- Selected excerpt:
Skip to content
This repository has been archived by the owner on Mar 11, 2023. It is now read-only.

Streaming API modification proposal #242

Closed
lmyslinski opened this issue Jun 10, 2019 · 9 comments
Closed

Streaming API modification proposal #242

lmyslinski opened this issue Jun 10, 2019 · 9 comments

Comments

@lmyslinski
Copy link
Contributor

lmyslinski commented Jun 10, 2019

Hi,
first of all, thanks for building this library. It's awesome. With that said, I have a number of problems with the streaming API. I'm trying to build a service that is supposed to consume tweets 24/7, and the design of the API makes it really hard to handle any issues.

Twitter describes a pretty large collection of errors and reasons for shutting down a stream. The user of the API has no reasonable way to react to that. Let's say we use the method filterStatuses. It returns a Future[TwitterStream]that returns Success as soon as the connection is established. All events are processed within a partial function. Let's say the stream receives a DisconnectMessage - the application can only respond to that by using side effects. What is more, type of the error received impacts the retry operation that should be performed. Some errors require immediate retry, others should be handled with backoff strategy. I found about all of this after seeing that my stream has been running for days but has not been receiving any new messages.

Therefore I would like to propose one of two solutions:

  • Changing the result of streaming functions to something like ([Future[TwitterStreamHandle], Future[StreamResult]]). This would allow the end user to manually close the stream, as it is right now, as well react to errors that occur in a functional manner. I would also supply an example with proper retry strategies that would keep the stream working.
  • Better yet, I believe that the retry behaviour should be integrated into the library itself. The backoff/instant retry based on error messages will require a bit of work to get right. I don't see a need for the end user to implement this on his own. In that case we could just add a simple flag parameter autoHandleStreamErrors that would enable the retry mechanism in case of any issues.

Please let me know what you think about this, I'm happy to implement either of these solutions.

@DanielaSfregola
Copy link
Owner

Hi @Humblehound! Thank you for the nice words!

Yes I totally agree with you: the Streaming API is far from perfect and we need to dedicate some proper love to it (I have other tickets related to this, I will try to link them here later on).

I'll try to think of this and come back to you by tomorrow so that we can finalize an API. Ideally we need to come up with an API that looks simple but it is flexible enough to make it configurable.

Maybe trying to have some snippets of code on how this could look could help in making a decision?

Let's brainstorm! :D

@lmyslinski
Copy link
Contributor Author

I'd be happy to! So I've tried implementing the first approach, I don't really like it since a tuple of two futures is not a monad so you can't map over it... I think it would be best to see how this could be implemented and work up towards what the API could look like. To start - I think this fragment is crucial:

val killSwitch = KillSwitches.shared(s"twitter4s-${UUID.randomUUID}")

    val processing = Source
      .single(request)
      .via(connection)
      .flatMapConcat {
        case response if response.status.isSuccess =>
          successResponse = true
          processBody(response, killSwitch)(f, errorHandler)
          if (!successResponse) {
            Source.single(StreamResult())

- Material:
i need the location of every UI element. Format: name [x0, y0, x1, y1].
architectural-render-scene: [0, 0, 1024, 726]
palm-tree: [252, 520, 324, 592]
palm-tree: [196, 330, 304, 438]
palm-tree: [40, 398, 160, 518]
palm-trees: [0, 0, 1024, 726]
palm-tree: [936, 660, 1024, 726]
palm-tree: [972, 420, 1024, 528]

- Problem:
Copy the streaming API thread again, beginning at "Therefore I would" and stopping after "of these solutions.", and change "end user" to "library user" wherever it occurs.

- Expected output:
Therefore I would like to propose one of two solutions:

  • Changing the result of streaming functions to something like ([Future[TwitterStreamHandle], Future[StreamResult]]). This would allow the library user to manually close the stream, as it is right now, as well react to errors that occur in a functional manner. I would also supply an example with proper retry strategies that would keep the stream working.
  • Better yet, I believe that the retry behaviour should be integrated into the library itself. The backoff/instant retry based on error messages will require a bit of work to get right. I don't see a need for the library user to implement this on his own. In that case we could just add a simple flag parameter autoHandleStreamErrors that would enable the retry mechanism in case of any issues.

Please let me know what you think about this, I'm happy to implement either of these solutions.